>> Start Data excerpts

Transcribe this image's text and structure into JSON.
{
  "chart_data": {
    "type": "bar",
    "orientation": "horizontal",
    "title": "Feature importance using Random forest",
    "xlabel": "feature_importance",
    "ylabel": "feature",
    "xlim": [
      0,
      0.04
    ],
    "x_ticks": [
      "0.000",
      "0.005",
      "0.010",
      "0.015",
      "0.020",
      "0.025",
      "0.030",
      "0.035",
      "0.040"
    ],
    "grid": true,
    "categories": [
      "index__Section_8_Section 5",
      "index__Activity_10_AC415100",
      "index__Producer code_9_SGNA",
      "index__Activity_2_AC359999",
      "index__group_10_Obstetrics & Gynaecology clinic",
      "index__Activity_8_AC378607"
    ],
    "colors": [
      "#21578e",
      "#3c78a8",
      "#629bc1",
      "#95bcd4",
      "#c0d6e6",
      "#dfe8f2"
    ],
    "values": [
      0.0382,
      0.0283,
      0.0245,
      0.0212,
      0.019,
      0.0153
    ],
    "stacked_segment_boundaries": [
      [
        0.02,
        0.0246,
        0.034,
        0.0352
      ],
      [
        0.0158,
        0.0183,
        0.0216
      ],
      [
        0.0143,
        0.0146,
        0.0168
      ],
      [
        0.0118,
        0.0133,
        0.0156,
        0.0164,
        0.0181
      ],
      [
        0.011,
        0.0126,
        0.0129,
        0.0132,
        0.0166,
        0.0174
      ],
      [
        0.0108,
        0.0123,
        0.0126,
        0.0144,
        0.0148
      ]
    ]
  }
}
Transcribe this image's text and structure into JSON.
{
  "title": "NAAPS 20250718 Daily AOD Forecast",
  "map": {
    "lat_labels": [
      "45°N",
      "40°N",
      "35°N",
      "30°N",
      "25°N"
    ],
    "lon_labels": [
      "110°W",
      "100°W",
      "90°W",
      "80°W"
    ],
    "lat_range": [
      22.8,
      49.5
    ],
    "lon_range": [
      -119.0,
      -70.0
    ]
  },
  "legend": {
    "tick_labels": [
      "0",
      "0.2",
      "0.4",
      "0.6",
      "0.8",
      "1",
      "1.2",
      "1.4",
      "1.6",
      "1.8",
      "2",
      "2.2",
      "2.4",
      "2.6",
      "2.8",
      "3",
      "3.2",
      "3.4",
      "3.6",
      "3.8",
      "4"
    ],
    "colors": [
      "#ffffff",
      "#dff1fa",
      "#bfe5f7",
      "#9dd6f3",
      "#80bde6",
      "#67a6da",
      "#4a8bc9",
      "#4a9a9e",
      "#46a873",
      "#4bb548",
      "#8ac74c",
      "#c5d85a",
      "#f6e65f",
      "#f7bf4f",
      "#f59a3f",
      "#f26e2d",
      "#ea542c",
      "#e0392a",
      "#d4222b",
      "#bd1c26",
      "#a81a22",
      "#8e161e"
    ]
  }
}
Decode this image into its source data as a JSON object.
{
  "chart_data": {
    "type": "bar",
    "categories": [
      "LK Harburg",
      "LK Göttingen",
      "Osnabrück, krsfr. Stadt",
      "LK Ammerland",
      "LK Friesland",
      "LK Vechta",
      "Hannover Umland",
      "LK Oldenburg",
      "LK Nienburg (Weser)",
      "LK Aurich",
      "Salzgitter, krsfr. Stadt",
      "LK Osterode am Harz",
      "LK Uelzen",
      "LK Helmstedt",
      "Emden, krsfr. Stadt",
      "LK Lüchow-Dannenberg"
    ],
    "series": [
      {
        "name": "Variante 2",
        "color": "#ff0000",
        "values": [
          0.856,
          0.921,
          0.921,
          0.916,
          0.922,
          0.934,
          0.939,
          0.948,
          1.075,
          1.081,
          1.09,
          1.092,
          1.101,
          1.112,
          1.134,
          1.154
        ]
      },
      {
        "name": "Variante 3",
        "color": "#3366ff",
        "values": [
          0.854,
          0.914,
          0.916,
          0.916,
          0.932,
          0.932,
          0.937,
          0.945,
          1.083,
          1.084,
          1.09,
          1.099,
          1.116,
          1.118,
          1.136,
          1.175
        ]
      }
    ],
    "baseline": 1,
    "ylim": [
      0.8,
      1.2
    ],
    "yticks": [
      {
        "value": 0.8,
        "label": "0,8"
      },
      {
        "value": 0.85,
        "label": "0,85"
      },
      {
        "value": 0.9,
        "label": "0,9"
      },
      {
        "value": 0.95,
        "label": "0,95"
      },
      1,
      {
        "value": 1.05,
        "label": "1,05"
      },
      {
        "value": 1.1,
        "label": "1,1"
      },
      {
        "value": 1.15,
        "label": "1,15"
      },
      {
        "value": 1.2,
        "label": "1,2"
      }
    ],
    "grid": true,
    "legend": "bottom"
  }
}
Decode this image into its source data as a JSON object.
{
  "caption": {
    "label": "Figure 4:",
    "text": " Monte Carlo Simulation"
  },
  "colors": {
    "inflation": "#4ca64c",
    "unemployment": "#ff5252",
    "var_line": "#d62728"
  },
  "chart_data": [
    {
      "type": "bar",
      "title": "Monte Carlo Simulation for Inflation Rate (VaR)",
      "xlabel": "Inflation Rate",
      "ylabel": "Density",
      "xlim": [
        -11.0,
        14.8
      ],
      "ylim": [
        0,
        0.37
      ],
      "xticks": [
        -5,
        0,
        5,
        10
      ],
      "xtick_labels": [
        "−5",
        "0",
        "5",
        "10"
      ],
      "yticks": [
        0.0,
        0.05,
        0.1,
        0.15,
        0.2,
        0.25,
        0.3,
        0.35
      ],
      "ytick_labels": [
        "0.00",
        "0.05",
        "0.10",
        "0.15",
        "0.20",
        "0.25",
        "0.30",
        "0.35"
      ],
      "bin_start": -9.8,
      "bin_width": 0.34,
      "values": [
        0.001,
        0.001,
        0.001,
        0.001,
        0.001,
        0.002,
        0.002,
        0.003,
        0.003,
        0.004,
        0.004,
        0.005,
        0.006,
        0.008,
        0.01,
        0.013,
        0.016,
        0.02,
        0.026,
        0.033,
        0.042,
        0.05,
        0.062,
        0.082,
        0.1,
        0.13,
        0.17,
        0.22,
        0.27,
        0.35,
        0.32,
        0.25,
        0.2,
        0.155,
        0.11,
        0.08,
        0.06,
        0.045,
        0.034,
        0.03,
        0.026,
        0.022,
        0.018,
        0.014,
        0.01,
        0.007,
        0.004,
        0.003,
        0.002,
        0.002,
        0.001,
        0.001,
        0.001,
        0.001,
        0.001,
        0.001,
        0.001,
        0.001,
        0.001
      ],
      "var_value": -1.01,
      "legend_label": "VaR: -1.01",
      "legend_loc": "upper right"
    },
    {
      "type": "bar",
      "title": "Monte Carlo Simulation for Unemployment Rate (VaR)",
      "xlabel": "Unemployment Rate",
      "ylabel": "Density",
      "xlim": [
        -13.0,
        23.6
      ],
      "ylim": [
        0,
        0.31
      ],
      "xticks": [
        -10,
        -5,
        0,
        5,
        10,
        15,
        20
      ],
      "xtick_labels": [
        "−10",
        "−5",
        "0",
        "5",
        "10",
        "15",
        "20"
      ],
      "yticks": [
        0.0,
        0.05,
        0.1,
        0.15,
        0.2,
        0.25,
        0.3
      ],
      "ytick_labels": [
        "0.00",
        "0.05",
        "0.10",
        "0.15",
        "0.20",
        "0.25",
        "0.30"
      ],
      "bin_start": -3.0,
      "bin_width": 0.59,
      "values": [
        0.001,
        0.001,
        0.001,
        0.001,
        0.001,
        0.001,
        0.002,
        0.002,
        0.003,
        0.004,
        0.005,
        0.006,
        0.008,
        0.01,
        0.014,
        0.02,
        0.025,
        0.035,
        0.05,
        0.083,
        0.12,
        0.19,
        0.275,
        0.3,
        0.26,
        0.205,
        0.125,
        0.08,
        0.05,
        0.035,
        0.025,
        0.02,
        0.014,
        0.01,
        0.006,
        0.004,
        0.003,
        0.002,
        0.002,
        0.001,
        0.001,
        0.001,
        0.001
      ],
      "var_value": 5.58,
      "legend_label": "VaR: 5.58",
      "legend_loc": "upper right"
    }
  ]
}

>> End Data excerpts

§ **Exercise**
Identify how many lines in the entries above contain the word "Simulation" and provide only that figure.

§ **Exercise solution**
3